## JOB
Return each line of the records holding the string "рабочие".

** start **

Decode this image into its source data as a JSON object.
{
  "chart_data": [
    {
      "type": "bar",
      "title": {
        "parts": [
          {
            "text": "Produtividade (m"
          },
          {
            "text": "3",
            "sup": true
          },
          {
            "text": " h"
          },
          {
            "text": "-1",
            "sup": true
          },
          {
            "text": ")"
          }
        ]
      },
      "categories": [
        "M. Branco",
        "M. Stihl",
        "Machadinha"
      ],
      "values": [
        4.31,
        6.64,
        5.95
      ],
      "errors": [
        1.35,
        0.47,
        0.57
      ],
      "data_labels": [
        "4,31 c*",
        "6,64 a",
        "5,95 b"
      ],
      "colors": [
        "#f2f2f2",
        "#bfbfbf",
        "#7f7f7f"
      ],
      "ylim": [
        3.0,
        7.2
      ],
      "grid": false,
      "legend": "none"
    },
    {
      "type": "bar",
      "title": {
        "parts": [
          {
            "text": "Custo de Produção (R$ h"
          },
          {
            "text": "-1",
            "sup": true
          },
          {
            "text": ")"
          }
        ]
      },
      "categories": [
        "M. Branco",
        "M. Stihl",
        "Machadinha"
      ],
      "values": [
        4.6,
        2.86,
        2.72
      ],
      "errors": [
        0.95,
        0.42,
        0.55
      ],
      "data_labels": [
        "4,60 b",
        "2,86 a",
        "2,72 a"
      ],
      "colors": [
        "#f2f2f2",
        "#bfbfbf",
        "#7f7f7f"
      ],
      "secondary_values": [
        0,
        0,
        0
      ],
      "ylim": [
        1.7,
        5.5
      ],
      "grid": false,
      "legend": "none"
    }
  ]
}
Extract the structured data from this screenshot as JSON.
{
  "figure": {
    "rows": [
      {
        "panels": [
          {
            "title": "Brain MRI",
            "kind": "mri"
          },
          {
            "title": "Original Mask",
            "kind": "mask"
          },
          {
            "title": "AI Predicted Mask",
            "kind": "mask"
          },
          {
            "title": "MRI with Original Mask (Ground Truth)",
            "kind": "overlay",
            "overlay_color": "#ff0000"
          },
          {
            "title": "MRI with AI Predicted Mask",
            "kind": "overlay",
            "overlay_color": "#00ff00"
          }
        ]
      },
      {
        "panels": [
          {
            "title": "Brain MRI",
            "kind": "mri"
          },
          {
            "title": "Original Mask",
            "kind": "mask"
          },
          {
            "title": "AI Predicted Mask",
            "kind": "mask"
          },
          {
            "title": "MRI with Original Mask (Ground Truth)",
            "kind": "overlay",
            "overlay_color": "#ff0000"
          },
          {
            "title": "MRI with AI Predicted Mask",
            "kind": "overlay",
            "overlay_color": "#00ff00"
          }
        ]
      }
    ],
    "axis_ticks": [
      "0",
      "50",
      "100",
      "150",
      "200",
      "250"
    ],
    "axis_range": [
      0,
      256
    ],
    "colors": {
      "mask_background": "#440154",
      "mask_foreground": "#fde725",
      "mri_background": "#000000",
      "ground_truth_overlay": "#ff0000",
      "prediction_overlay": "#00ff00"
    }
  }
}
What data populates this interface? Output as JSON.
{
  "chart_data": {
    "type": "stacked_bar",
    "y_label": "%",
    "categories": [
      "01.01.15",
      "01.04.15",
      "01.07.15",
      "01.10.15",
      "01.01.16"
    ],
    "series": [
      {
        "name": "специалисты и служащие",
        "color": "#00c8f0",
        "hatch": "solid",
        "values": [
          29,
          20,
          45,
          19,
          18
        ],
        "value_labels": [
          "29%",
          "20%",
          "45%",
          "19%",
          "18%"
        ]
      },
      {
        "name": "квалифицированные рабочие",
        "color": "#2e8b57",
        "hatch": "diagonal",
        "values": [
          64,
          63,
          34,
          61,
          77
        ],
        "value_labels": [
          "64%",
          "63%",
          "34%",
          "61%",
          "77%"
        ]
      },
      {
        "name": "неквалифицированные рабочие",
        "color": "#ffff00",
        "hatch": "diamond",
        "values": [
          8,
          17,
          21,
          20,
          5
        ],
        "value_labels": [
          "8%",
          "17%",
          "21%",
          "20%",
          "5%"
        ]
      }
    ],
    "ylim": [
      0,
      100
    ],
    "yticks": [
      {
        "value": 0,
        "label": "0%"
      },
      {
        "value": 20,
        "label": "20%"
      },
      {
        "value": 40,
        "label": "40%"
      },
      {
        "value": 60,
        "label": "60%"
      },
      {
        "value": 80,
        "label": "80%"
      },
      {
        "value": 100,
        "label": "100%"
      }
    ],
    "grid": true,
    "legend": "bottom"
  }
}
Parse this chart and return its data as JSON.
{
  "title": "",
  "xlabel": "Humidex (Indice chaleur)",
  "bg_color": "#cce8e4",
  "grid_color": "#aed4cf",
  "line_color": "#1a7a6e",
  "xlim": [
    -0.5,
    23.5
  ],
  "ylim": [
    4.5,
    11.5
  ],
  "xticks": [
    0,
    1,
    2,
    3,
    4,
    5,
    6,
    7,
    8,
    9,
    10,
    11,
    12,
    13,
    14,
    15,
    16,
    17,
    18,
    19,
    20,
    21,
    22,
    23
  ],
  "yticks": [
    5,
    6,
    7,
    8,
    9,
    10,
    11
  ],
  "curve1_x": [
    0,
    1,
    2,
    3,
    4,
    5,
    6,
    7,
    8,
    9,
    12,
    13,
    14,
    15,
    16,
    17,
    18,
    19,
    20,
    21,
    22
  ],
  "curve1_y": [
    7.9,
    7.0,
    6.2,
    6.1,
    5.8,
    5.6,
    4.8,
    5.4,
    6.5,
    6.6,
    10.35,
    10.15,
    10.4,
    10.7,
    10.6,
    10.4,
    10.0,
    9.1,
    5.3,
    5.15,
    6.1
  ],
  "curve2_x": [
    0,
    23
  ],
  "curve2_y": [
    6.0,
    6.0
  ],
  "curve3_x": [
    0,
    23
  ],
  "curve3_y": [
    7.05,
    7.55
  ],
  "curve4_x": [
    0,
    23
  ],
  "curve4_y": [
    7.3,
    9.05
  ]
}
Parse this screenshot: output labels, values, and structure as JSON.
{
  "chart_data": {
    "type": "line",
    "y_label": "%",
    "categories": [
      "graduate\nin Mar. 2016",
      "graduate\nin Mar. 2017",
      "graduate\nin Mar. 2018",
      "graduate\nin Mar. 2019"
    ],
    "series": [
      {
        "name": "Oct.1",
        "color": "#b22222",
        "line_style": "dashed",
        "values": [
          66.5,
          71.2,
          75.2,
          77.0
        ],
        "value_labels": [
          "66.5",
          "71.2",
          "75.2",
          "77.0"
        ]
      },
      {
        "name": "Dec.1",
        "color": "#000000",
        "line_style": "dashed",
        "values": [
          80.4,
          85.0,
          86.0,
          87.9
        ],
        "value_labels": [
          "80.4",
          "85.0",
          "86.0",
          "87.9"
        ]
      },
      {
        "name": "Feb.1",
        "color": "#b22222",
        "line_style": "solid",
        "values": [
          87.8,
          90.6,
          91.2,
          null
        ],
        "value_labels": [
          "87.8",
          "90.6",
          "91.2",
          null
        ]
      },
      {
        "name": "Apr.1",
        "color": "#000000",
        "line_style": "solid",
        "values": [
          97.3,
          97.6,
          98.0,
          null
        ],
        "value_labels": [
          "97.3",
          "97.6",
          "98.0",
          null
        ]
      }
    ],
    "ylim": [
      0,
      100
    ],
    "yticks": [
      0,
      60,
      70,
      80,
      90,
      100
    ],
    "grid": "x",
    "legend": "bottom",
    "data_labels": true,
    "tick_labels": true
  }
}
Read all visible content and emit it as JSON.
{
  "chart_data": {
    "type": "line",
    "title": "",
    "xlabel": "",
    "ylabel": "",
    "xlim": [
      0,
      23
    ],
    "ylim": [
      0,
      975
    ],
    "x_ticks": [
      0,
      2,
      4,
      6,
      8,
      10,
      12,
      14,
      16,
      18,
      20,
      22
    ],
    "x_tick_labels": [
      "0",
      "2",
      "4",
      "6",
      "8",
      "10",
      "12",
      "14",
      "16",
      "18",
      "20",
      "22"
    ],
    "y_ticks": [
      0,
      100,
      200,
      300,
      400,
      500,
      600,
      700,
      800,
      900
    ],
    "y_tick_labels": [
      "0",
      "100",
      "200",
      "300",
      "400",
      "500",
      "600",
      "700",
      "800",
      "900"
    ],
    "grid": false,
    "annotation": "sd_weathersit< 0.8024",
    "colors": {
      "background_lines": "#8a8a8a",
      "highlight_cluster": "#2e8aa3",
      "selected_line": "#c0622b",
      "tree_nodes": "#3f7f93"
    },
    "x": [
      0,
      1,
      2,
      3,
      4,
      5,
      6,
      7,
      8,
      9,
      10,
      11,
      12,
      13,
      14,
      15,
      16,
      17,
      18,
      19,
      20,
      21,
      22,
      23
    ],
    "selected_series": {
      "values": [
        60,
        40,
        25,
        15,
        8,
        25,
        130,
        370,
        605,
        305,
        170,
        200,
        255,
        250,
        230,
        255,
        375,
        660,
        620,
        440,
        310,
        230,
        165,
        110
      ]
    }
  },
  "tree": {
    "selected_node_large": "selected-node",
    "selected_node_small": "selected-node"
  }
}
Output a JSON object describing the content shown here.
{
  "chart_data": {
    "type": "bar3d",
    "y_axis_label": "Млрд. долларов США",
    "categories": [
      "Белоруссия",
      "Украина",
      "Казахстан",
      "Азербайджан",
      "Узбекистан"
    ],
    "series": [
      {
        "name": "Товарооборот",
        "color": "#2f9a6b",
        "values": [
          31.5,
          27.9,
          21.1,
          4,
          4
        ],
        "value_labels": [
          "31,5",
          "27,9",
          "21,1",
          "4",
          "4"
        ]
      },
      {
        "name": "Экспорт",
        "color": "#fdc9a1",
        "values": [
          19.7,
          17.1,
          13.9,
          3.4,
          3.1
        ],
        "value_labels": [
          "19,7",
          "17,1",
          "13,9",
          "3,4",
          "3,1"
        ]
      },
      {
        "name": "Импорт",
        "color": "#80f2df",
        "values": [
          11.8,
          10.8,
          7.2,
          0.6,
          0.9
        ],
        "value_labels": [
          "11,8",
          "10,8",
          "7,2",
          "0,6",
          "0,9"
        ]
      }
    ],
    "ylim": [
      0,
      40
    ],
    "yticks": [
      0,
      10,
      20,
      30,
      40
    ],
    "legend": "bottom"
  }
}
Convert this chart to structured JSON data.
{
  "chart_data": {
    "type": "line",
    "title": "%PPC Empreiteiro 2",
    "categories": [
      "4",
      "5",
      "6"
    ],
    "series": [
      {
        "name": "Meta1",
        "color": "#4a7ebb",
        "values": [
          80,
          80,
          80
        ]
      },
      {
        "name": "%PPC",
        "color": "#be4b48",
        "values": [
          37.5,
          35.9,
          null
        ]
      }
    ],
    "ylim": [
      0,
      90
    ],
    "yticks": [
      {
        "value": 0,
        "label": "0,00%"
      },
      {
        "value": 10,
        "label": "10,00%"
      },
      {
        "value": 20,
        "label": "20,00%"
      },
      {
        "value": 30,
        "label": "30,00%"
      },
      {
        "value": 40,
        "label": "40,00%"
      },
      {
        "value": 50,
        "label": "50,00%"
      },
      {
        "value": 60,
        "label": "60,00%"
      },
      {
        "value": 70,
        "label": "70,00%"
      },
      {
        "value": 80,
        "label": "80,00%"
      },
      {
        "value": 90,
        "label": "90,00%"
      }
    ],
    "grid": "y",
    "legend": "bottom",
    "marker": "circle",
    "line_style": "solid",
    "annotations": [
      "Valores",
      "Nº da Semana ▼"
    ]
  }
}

** end **

## EXPECTED ANSWER
        "name": "квалифицированные рабочие",
        "name": "неквалифицированные рабочие",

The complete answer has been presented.